PROBLEM DESCRIPTION:
Retype every entry word for word.

------ EXCERPTED DATA ------

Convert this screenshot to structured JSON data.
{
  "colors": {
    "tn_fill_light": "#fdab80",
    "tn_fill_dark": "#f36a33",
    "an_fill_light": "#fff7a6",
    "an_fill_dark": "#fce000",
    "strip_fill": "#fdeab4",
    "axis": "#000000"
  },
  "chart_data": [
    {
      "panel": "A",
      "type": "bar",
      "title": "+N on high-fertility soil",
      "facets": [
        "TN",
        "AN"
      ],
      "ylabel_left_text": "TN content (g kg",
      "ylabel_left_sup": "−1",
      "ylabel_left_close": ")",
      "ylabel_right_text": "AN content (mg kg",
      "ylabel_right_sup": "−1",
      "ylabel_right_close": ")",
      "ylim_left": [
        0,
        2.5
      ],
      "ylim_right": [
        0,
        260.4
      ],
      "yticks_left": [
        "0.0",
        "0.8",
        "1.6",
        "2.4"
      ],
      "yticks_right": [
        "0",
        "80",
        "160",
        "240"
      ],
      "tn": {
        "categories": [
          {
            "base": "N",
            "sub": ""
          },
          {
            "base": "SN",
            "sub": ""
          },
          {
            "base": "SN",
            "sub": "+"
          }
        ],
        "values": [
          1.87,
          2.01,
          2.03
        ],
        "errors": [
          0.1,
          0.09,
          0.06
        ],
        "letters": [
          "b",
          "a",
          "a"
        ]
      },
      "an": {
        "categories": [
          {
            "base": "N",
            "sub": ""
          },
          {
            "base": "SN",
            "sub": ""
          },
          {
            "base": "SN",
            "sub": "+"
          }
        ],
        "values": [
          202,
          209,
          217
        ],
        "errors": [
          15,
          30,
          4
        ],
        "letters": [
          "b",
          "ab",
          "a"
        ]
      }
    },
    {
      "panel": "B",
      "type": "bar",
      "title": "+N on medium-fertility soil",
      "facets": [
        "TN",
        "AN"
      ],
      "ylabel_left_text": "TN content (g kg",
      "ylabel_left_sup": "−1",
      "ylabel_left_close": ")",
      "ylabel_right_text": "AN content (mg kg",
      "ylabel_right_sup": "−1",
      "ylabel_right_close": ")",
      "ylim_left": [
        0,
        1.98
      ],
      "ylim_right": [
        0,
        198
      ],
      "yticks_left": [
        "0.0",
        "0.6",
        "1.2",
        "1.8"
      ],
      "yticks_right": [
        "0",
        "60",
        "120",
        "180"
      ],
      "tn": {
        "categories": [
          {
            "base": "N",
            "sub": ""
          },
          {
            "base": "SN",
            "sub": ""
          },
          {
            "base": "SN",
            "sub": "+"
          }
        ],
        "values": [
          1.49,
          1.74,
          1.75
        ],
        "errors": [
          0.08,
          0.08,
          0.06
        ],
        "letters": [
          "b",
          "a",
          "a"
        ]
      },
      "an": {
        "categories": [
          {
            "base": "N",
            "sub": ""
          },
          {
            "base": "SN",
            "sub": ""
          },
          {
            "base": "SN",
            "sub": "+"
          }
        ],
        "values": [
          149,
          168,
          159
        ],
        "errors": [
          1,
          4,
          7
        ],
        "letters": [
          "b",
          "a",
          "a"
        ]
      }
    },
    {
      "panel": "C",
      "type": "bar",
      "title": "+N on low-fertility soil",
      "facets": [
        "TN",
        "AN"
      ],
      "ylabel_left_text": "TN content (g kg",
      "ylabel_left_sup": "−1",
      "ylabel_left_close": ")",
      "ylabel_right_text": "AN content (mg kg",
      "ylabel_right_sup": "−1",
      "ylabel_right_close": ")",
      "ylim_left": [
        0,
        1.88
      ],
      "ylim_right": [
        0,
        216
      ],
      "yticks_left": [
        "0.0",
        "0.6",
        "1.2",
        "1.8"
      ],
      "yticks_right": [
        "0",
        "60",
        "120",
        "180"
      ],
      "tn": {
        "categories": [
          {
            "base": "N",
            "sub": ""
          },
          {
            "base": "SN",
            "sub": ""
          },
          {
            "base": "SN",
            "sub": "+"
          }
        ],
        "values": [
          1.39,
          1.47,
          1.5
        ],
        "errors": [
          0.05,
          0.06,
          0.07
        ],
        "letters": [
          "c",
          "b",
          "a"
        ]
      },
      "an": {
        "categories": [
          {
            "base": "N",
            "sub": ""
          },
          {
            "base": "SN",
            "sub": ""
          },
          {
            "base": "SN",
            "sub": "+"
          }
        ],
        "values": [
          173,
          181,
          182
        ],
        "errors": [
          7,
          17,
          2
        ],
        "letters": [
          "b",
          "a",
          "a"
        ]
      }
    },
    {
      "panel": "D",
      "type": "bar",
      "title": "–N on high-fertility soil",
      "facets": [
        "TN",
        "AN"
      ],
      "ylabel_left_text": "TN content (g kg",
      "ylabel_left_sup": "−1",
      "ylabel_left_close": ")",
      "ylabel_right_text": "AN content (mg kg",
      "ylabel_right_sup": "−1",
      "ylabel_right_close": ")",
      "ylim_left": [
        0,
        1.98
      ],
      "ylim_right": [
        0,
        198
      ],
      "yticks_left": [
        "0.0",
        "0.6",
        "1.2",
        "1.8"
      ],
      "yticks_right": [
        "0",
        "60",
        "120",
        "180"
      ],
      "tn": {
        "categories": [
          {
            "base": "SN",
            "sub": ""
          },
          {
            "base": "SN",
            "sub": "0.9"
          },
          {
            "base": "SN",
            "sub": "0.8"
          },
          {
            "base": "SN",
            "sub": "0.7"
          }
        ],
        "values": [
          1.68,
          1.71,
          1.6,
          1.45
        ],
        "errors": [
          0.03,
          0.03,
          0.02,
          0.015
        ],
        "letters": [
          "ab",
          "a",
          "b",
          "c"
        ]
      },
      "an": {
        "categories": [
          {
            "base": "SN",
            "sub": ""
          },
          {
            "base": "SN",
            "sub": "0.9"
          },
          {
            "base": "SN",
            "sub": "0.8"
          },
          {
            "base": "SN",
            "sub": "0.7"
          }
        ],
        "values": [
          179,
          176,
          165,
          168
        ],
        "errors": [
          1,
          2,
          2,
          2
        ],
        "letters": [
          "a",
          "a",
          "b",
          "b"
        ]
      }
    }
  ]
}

------

WRITTEN SOLUTION:
Convert this screenshot to structured JSON data.
{
  "colors": {
    "tn_fill_light": "#fdab80",
    "tn_fill_dark": "#f36a33",
    "an_fill_light": "#fff7a6",
    "an_fill_dark": "#fce000",
    "strip_fill": "#fdeab4",
    "axis": "#000000"
  },
  "chart_data": [
    {
      "panel": "A",
      "type": "bar",
      "title": "+N on high-fertility soil",
      "facets": [
        "TN",
        "AN"
      ],
      "ylabel_left_text": "TN content (g kg",
      "ylabel_left_sup": "−1",
      "ylabel_left_close": ")",
      "ylabel_right_text": "AN content (mg kg",
      "ylabel_right_sup": "−1",
      "ylabel_right_close": ")",
      "ylim_left": [
        0,
        2.5
      ],
      "ylim_right": [
        0,
        260.4
      ],
      "yticks_left": [
        "0.0",
        "0.8",
        "1.6",
        "2.4"
      ],
      "yticks_right": [
        "0",
        "80",
        "160",
        "240"
      ],
      "tn": {
        "categories": [
          {
            "base": "N",
            "sub": ""
          },
          {
            "base": "SN",
            "sub": ""
          },
          {
            "base": "SN",
            "sub": "+"
          }
        ],
        "values": [
          1.87,
          2.01,
          2.03
        ],
        "errors": [
          0.1,
          0.09,
          0.06
        ],
        "letters": [
          "b",
          "a",
          "a"
        ]
      },
      "an": {
        "categories": [
          {
            "base": "N",
            "sub": ""
          },
          {
            "base": "SN",
            "sub": ""
          },
          {
            "base": "SN",
            "sub": "+"
          }
        ],
        "values": [
          202,
          209,
          217
        ],
        "errors": [
          15,
          30,
          4
        ],
        "letters": [
          "b",
          "ab",
          "a"
        ]
      }
    },
    {
      "panel": "B",
      "type": "bar",
      "title": "+N on medium-fertility soil",
      "facets": [
        "TN",
        "AN"
      ],
      "ylabel_left_text": "TN content (g kg",
      "ylabel_left_sup": "−1",
      "ylabel_left_close": ")",
      "ylabel_right_text": "AN content (mg kg",
      "ylabel_right_sup": "−1",
      "ylabel_right_close": ")",
      "ylim_left": [
        0,
        1.98
      ],
      "ylim_right": [
        0,
        198
      ],
      "yticks_left": [
        "0.0",
        "0.6",
        "1.2",
        "1.8"
      ],
      "yticks_right": [
        "0",
        "60",
        "120",
        "180"
      ],
      "tn": {
        "categories": [
          {
            "base": "N",
            "sub": ""
          },
          {
            "base": "SN",
            "sub": ""
          },
          {
            "base": "SN",
            "sub": "+"
          }
        ],
        "values": [
          1.49,
          1.74,
          1.75
        ],
        "errors": [
          0.08,
          0.08,
          0.06
        ],
        "letters": [
          "b",
          "a",
          "a"
        ]
      },
      "an": {
        "categories": [
          {
            "base": "N",
            "sub": ""
          },
          {
            "base": "SN",
            "sub": ""
          },
          {
            "base": "SN",
            "sub": "+"
          }
        ],
        "values": [
          149,
          168,
          159
        ],
        "errors": [
          1,
          4,
          7
        ],
        "letters": [
          "b",
          "a",
          "a"
        ]
      }
    },
    {
      "panel": "C",
      "type": "bar",
      "title": "+N on low-fertility soil",
      "facets": [
        "TN",
        "AN"
      ],
      "ylabel_left_text": "TN content (g kg",
      "ylabel_left_sup": "−1",
      "ylabel_left_close": ")",
      "ylabel_right_text": "AN content (mg kg",
      "ylabel_right_sup": "−1",
      "ylabel_right_close": ")",
      "ylim_left": [
        0,
        1.88
      ],
      "ylim_right": [
        0,
        216
      ],
      "yticks_left": [
        "0.0",
        "0.6",
        "1.2",
        "1.8"
      ],
      "yticks_right": [
        "0",
        "60",
        "120",
        "180"
      ],
      "tn": {
        "categories": [
          {
            "base": "N",
            "sub": ""
          },
          {
            "base": "SN",
            "sub": ""
          },
          {
            "base": "SN",
            "sub": "+"
          }
        ],
        "values": [
          1.39,
          1.47,
          1.5
        ],
        "errors": [
          0.05,
          0.06,
          0.07
        ],
        "letters": [
          "c",
          "b",
          "a"
        ]
      },
      "an": {
        "categories": [
          {
            "base": "N",
            "sub": ""
          },
          {
            "base": "SN",
            "sub": ""
          },
          {
            "base": "SN",
            "sub": "+"
          }
        ],
        "values": [
          173,
          181,
          182
        ],
        "errors": [
          7,
          17,
          2
        ],
        "letters": [
          "b",
          "a",
          "a"
        ]
      }
    },
    {
      "panel": "D",
      "type": "bar",
      "title": "–N on high-fertility soil",
      "facets": [
        "TN",
        "AN"
      ],
      "ylabel_left_text": "TN content (g kg",
      "ylabel_left_sup": "−1",
      "ylabel_left_close": ")",
      "ylabel_right_text": "AN content (mg kg",
      "ylabel_right_sup": "−1",
      "ylabel_right_close": ")",
      "ylim_left": [
        0,
        1.98
      ],
      "ylim_right": [
        0,
        198
      ],
      "yticks_left": [
        "0.0",
        "0.6",
        "1.2",
        "1.8"
      ],
      "yticks_right": [
        "0",
        "60",
        "120",
        "180"
      ],
      "tn": {
        "categories": [
          {
            "base": "SN",
            "sub": ""
          },
          {
            "base": "SN",
            "sub": "0.9"
          },
          {
            "base": "SN",
            "sub": "0.8"
          },
          {
            "base": "SN",
            "sub": "0.7"
          }
        ],
        "values": [
          1.68,
          1.71,
          1.6,
          1.45
        ],
        "errors": [
          0.03,
          0.03,
          0.02,
          0.015
        ],
        "letters": [
          "ab",
          "a",
          "b",
          "c"
        ]
      },
      "an": {
        "categories": [
          {
            "base": "SN",
            "sub": ""
          },
          {
            "base": "SN",
            "sub": "0.9"
          },
          {
            "base": "SN",
            "sub": "0.8"
          },
          {
            "base": "SN",
            "sub": "0.7"
          }
        ],
        "values": [
          179,
          176,
          165,
          168
        ],
        "errors": [
          1,
          2,
          2,
          2
        ],
        "letters": [
          "a",
          "a",
          "b",
          "b"
        ]
      }
    }
  ]
}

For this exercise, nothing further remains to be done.